- Objective: Using the material below, work out how many lines contain the word "Component". Reply with the number and nothing more.
** begin Entries supplied **
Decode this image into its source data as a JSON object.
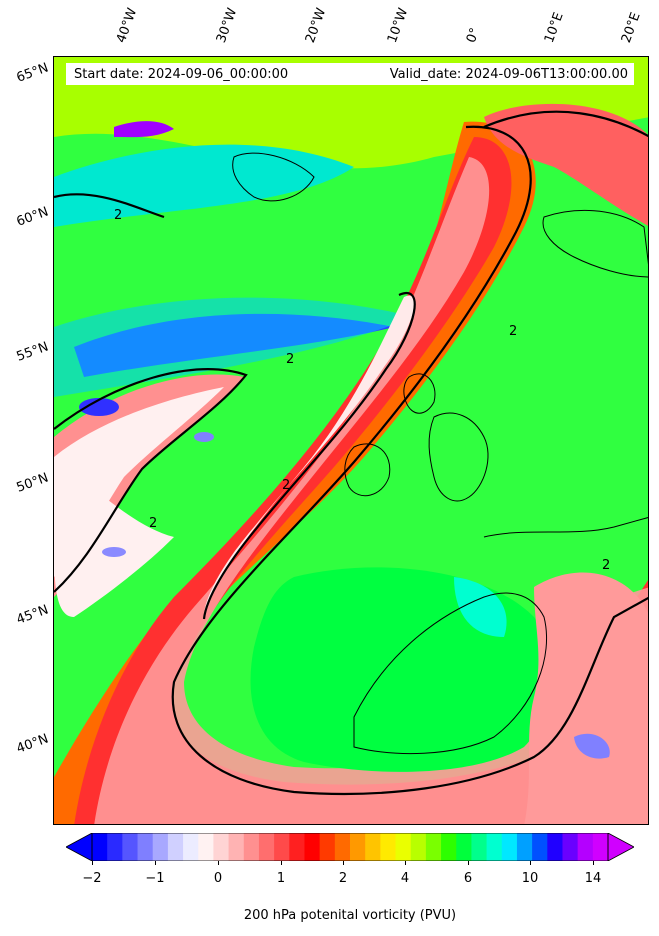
{
  "header": {
    "start_date": "Start date: 2024-09-06_00:00:00",
    "valid_date": "Valid_date: 2024-09-06T13:00:00.00"
  },
  "map": {
    "region": "North Atlantic / Western Europe",
    "lon_labels": [
      "40°W",
      "30°W",
      "20°W",
      "10°W",
      "0°",
      "10°E",
      "20°E"
    ],
    "lat_labels": [
      "65°N",
      "60°N",
      "55°N",
      "50°N",
      "45°N",
      "40°N"
    ],
    "contour_level": "2",
    "field": "200 hPa potential vorticity"
  },
  "colorbar": {
    "ticks": [
      "−2",
      "−1",
      "0",
      "1",
      "2",
      "4",
      "6",
      "10",
      "14"
    ],
    "label": "200 hPa potenital vorticity (PVU)",
    "colors": [
      "#0000ff",
      "#2a2aff",
      "#5555ff",
      "#7f7fff",
      "#a8a8ff",
      "#d0d0ff",
      "#ececff",
      "#fff2f2",
      "#ffd4d4",
      "#ffb3b3",
      "#ff9090",
      "#ff6e6e",
      "#ff4a4a",
      "#ff2020",
      "#ff0000",
      "#ff3a00",
      "#ff6a00",
      "#ff9900",
      "#ffc400",
      "#ffea00",
      "#eaff00",
      "#b8ff00",
      "#7aff00",
      "#2dff00",
      "#00ff3c",
      "#00ff8c",
      "#00ffd0",
      "#00e8ff",
      "#00a0ff",
      "#0050ff",
      "#2000ff",
      "#6a00ff",
      "#b400ff",
      "#d000ff"
    ]
  }
}
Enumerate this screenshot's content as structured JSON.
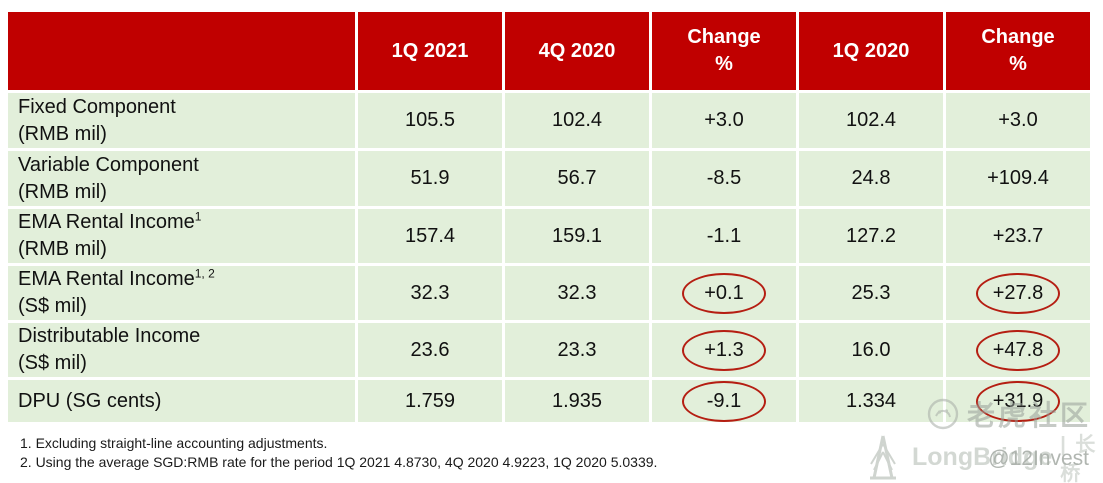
{
  "table": {
    "header": [
      "",
      "1Q 2021",
      "4Q 2020",
      "Change\n%",
      "1Q 2020",
      "Change\n%"
    ],
    "rows": [
      {
        "label": "Fixed Component",
        "sup": "",
        "unit": "(RMB mil)",
        "values": [
          "105.5",
          "102.4",
          "+3.0",
          "102.4",
          "+3.0"
        ],
        "circled": [
          false,
          false,
          false,
          false,
          false
        ]
      },
      {
        "label": "Variable Component",
        "sup": "",
        "unit": "(RMB mil)",
        "values": [
          "51.9",
          "56.7",
          "-8.5",
          "24.8",
          "+109.4"
        ],
        "circled": [
          false,
          false,
          false,
          false,
          false
        ]
      },
      {
        "label": "EMA Rental Income",
        "sup": "1",
        "unit": "(RMB mil)",
        "values": [
          "157.4",
          "159.1",
          "-1.1",
          "127.2",
          "+23.7"
        ],
        "circled": [
          false,
          false,
          false,
          false,
          false
        ]
      },
      {
        "label": "EMA Rental Income",
        "sup": "1, 2",
        "unit": "(S$ mil)",
        "values": [
          "32.3",
          "32.3",
          "+0.1",
          "25.3",
          "+27.8"
        ],
        "circled": [
          false,
          false,
          true,
          false,
          true
        ]
      },
      {
        "label": "Distributable Income",
        "sup": "",
        "unit": "(S$ mil)",
        "values": [
          "23.6",
          "23.3",
          "+1.3",
          "16.0",
          "+47.8"
        ],
        "circled": [
          false,
          false,
          true,
          false,
          true
        ]
      },
      {
        "label": "DPU (SG cents)",
        "sup": "",
        "unit": "",
        "values": [
          "1.759",
          "1.935",
          "-9.1",
          "1.334",
          "+31.9"
        ],
        "circled": [
          false,
          false,
          true,
          false,
          true
        ]
      }
    ]
  },
  "footnotes": [
    "1. Excluding straight-line accounting adjustments.",
    "2. Using the average SGD:RMB rate for the period 1Q 2021 4.8730, 4Q 2020 4.9223, 1Q 2020 5.0339."
  ],
  "watermark": {
    "community": "老虎社区",
    "brand": "LongBridge",
    "brand_suffix": "| 长桥",
    "handle": "@12Invest"
  },
  "colors": {
    "header_bg": "#c00000",
    "row_bg": "#e2efda",
    "circle": "#b51e12",
    "header_text": "#ffffff",
    "body_text": "#111111"
  }
}
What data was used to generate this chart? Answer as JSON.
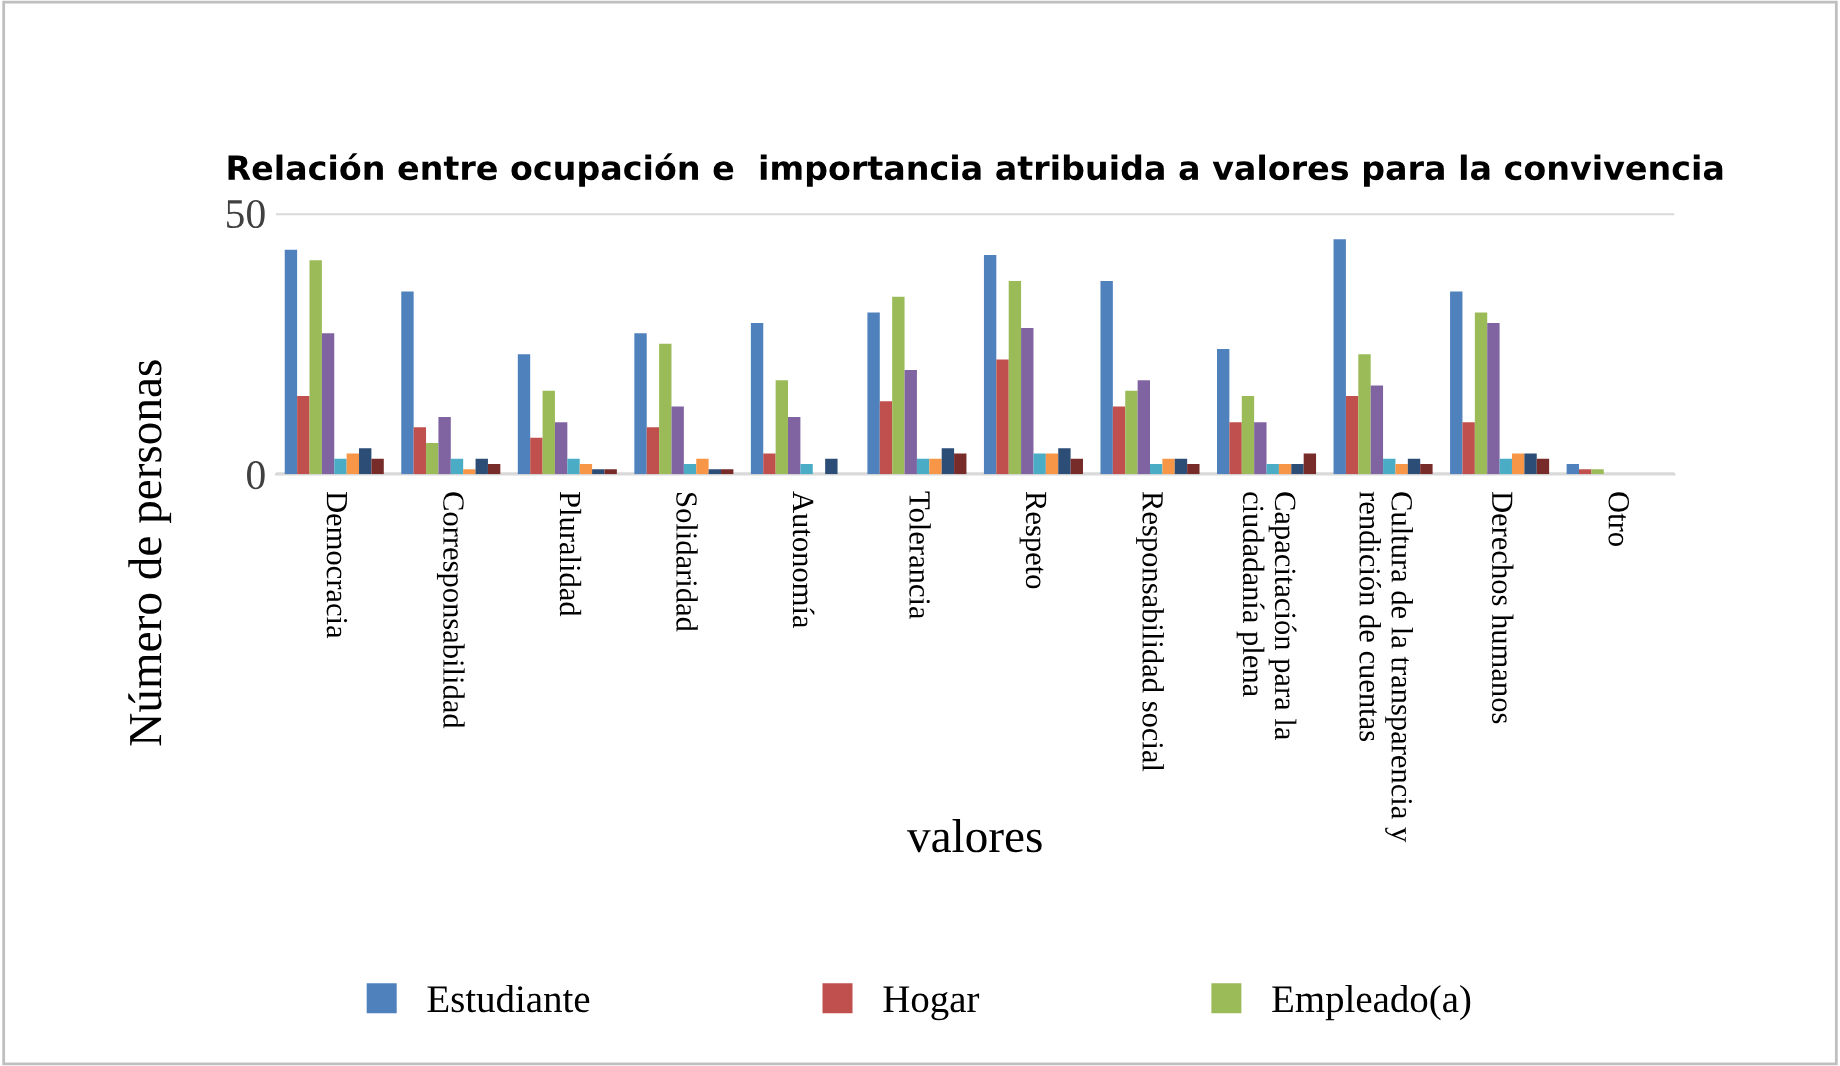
** end Entries supplied **
- The result: 2